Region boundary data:
┌──

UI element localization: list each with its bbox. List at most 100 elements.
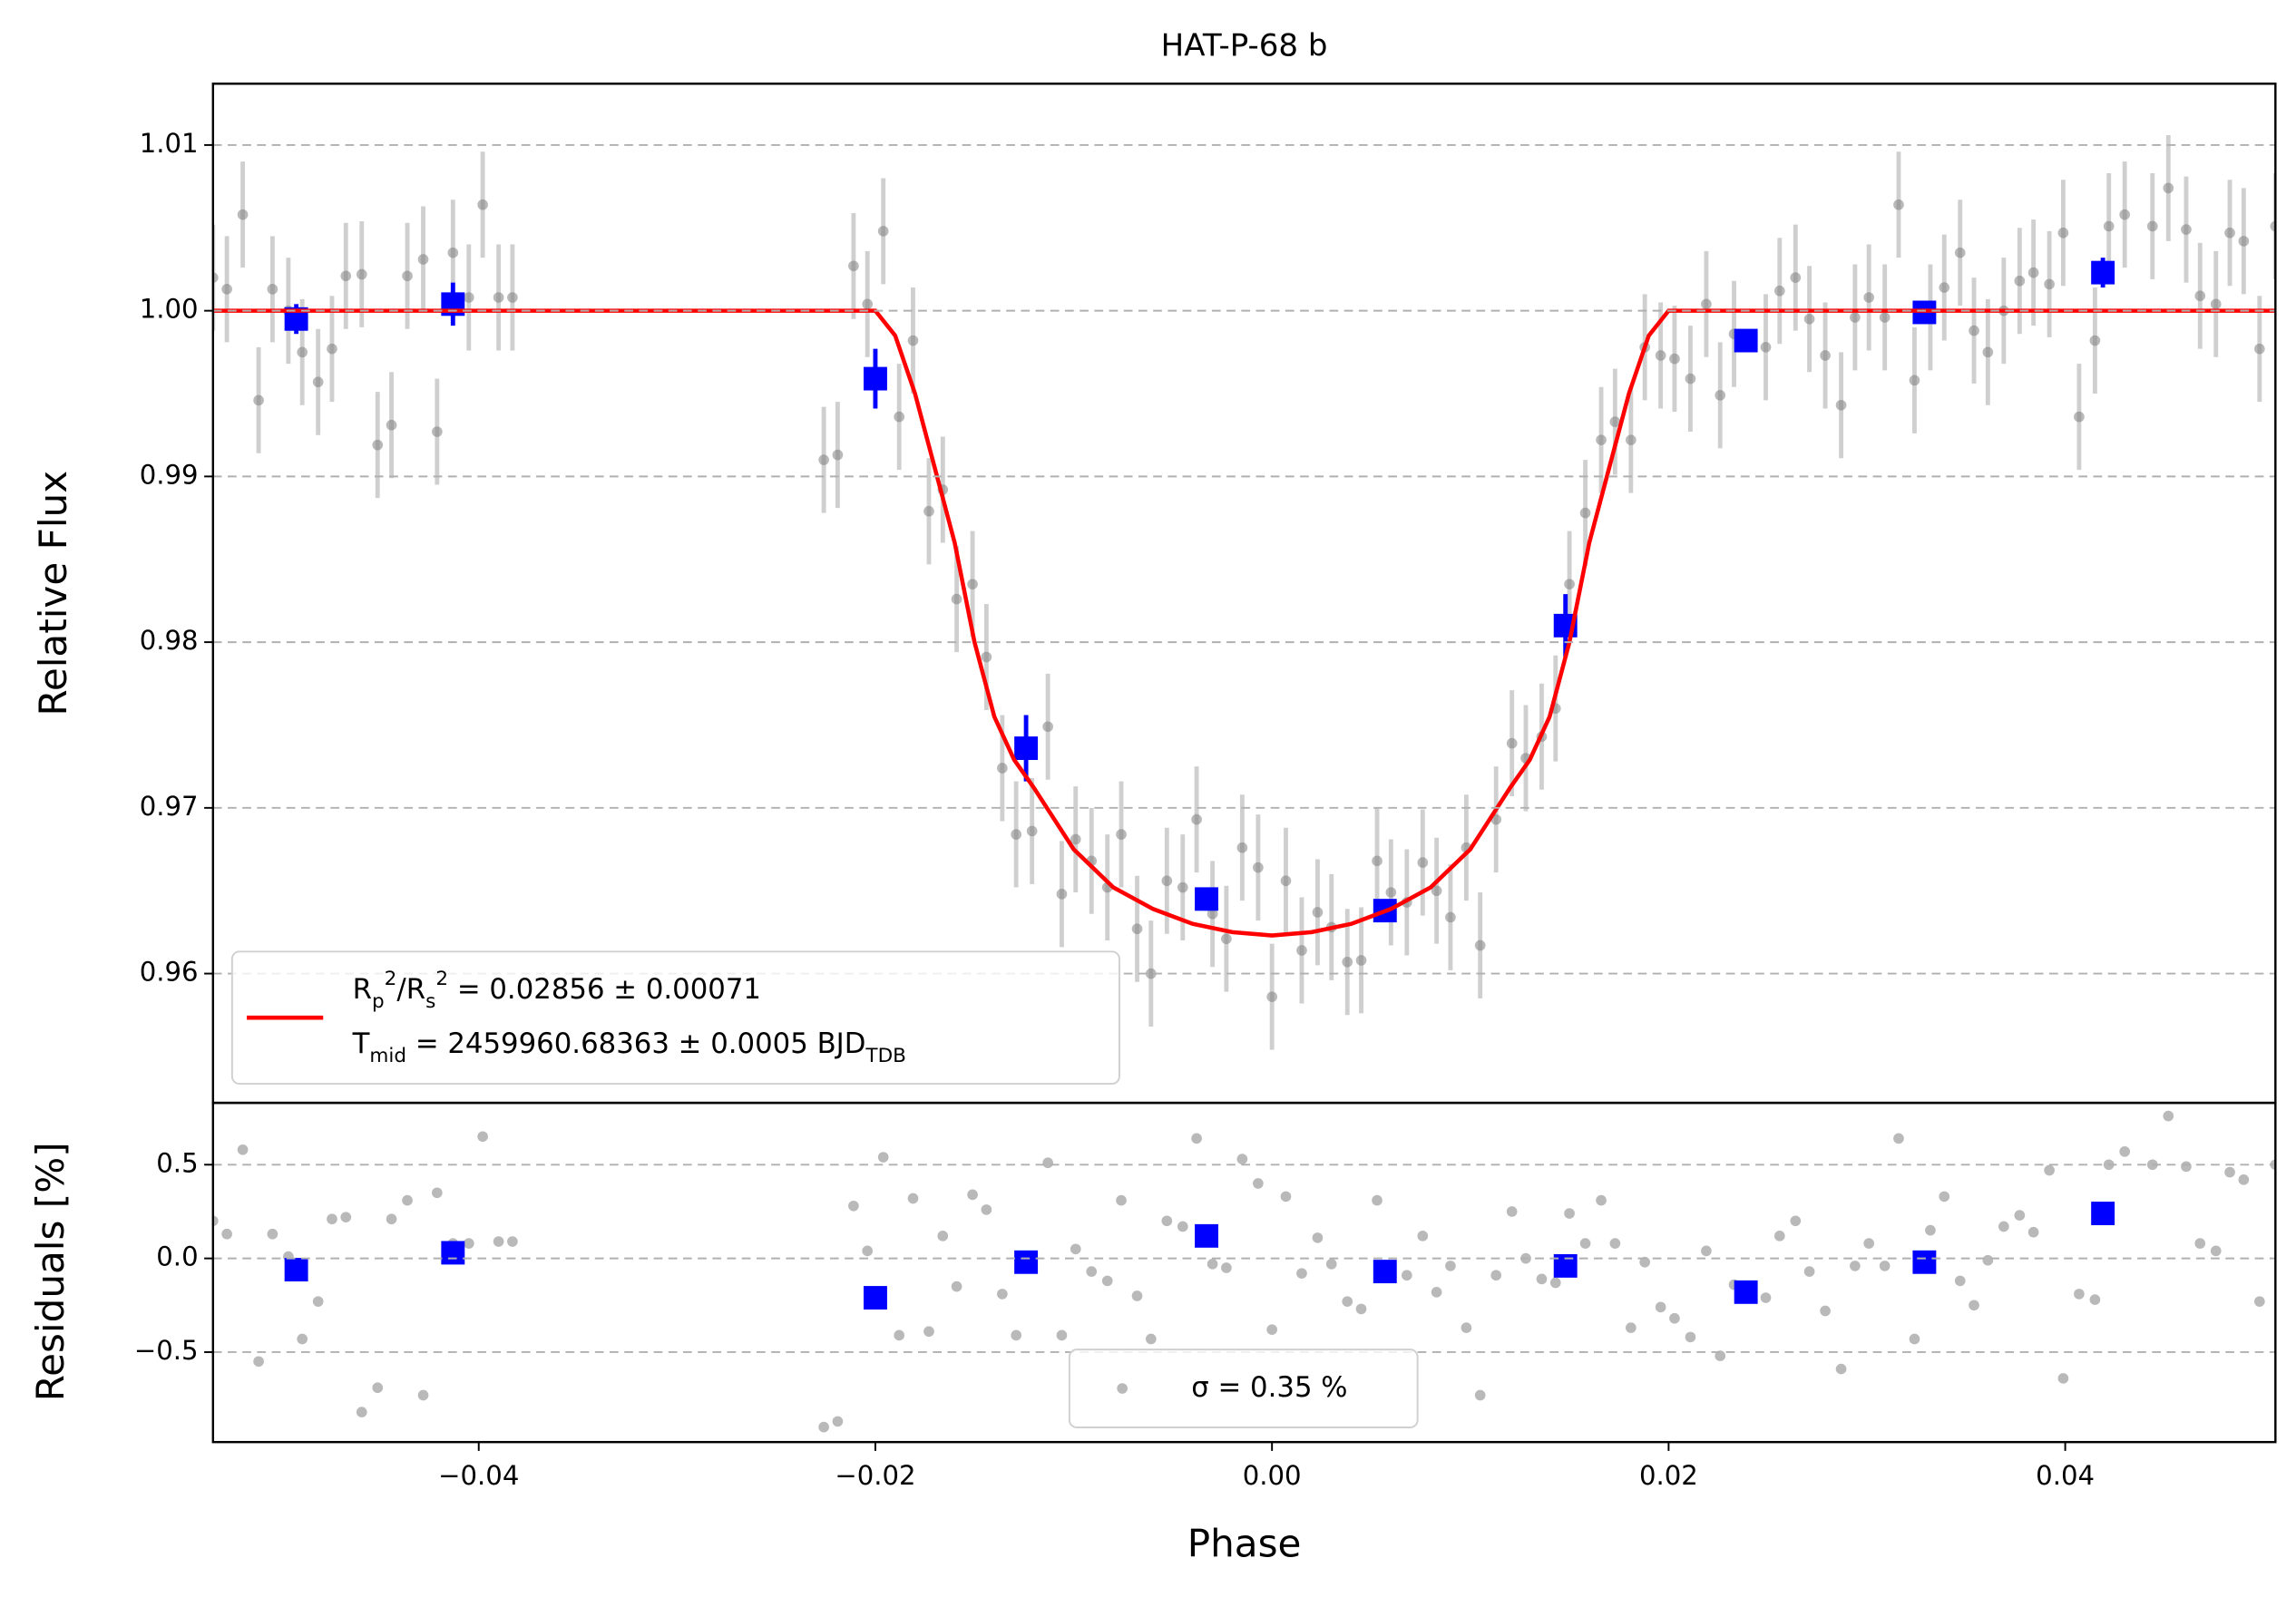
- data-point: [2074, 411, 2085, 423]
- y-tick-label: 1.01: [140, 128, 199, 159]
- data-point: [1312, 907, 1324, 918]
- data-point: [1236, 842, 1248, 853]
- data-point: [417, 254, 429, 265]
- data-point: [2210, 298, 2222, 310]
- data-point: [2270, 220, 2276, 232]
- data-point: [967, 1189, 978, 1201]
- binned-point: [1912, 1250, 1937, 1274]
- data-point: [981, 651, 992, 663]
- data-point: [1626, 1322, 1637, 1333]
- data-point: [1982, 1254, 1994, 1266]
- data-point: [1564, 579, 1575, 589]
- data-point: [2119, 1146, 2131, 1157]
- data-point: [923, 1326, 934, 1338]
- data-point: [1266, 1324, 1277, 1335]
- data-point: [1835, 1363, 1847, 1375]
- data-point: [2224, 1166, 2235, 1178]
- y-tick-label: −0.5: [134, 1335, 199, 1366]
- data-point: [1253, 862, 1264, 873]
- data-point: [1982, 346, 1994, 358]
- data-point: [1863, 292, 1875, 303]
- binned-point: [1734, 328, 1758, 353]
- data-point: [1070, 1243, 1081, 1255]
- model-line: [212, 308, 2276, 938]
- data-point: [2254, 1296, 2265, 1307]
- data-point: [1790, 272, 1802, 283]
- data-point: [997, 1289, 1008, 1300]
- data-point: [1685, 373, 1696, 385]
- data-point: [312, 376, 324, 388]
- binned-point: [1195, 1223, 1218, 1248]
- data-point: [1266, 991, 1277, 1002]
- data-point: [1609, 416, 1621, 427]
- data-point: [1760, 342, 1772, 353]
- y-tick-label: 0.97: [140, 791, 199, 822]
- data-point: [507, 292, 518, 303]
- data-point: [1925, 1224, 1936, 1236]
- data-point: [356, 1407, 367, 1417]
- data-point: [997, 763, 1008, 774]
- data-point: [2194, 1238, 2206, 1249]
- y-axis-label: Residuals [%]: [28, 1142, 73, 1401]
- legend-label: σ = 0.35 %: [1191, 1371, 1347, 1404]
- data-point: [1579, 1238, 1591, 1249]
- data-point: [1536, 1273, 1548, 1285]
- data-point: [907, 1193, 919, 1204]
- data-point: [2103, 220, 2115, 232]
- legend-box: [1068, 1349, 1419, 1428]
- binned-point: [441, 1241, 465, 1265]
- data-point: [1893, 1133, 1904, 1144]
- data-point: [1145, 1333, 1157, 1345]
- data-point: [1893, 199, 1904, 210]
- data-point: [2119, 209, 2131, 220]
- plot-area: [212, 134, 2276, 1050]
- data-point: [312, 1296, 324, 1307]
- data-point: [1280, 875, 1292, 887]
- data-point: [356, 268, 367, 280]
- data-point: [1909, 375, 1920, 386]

└──

WRITTEN PROBLEM:
Update the material so that every "data-point" becomes "scatter-point", with everything else unchanged. Leave the picture out of your answer.

SOLUTION TO THE EXERCISE:
UI element localization: list each with its bbox. List at most 100 elements.
- scatter-point: [2074, 411, 2085, 423]
- y-tick-label: 1.01: [140, 128, 199, 159]
- scatter-point: [1312, 907, 1324, 918]
- scatter-point: [1236, 842, 1248, 853]
- scatter-point: [417, 254, 429, 265]
- scatter-point: [2210, 298, 2222, 310]
- scatter-point: [2270, 220, 2276, 232]
- scatter-point: [967, 1189, 978, 1201]
- binned-point: [1912, 1250, 1937, 1274]
- scatter-point: [981, 651, 992, 663]
- scatter-point: [1626, 1322, 1637, 1333]
- scatter-point: [1982, 1254, 1994, 1266]
- scatter-point: [1564, 579, 1575, 589]
- scatter-point: [2119, 1146, 2131, 1157]
- scatter-point: [923, 1326, 934, 1338]
- scatter-point: [1266, 1324, 1277, 1335]
- scatter-point: [1835, 1363, 1847, 1375]
- scatter-point: [2224, 1166, 2235, 1178]
- y-tick-label: −0.5: [134, 1335, 199, 1366]
- scatter-point: [1253, 862, 1264, 873]
- scatter-point: [1982, 346, 1994, 358]
- scatter-point: [1863, 292, 1875, 303]
- binned-point: [1734, 328, 1758, 353]
- scatter-point: [1070, 1243, 1081, 1255]
- model-line: [212, 308, 2276, 938]
- scatter-point: [2254, 1296, 2265, 1307]
- scatter-point: [1790, 272, 1802, 283]
- scatter-point: [997, 1289, 1008, 1300]
- scatter-point: [1685, 373, 1696, 385]
- scatter-point: [312, 376, 324, 388]
- binned-point: [1195, 1223, 1218, 1248]
- scatter-point: [1266, 991, 1277, 1002]
- scatter-point: [1609, 416, 1621, 427]
- scatter-point: [1760, 342, 1772, 353]
- y-tick-label: 0.97: [140, 791, 199, 822]
- scatter-point: [507, 292, 518, 303]
- scatter-point: [1925, 1224, 1936, 1236]
- scatter-point: [356, 1407, 367, 1417]
- scatter-point: [997, 763, 1008, 774]
- scatter-point: [2194, 1238, 2206, 1249]
- y-axis-label: Residuals [%]: [28, 1142, 73, 1401]
- legend-label: σ = 0.35 %: [1191, 1371, 1347, 1404]
- scatter-point: [1579, 1238, 1591, 1249]
- scatter-point: [1536, 1273, 1548, 1285]
- scatter-point: [907, 1193, 919, 1204]
- scatter-point: [2103, 220, 2115, 232]
- legend-box: [1068, 1349, 1419, 1428]
- binned-point: [441, 1241, 465, 1265]
- scatter-point: [1893, 1133, 1904, 1144]
- scatter-point: [1145, 1333, 1157, 1345]
- scatter-point: [1893, 199, 1904, 210]
- scatter-point: [2119, 209, 2131, 220]
- plot-area: [212, 134, 2276, 1050]
- scatter-point: [312, 1296, 324, 1307]
- scatter-point: [1280, 875, 1292, 887]
- scatter-point: [356, 268, 367, 280]
- scatter-point: [1909, 375, 1920, 386]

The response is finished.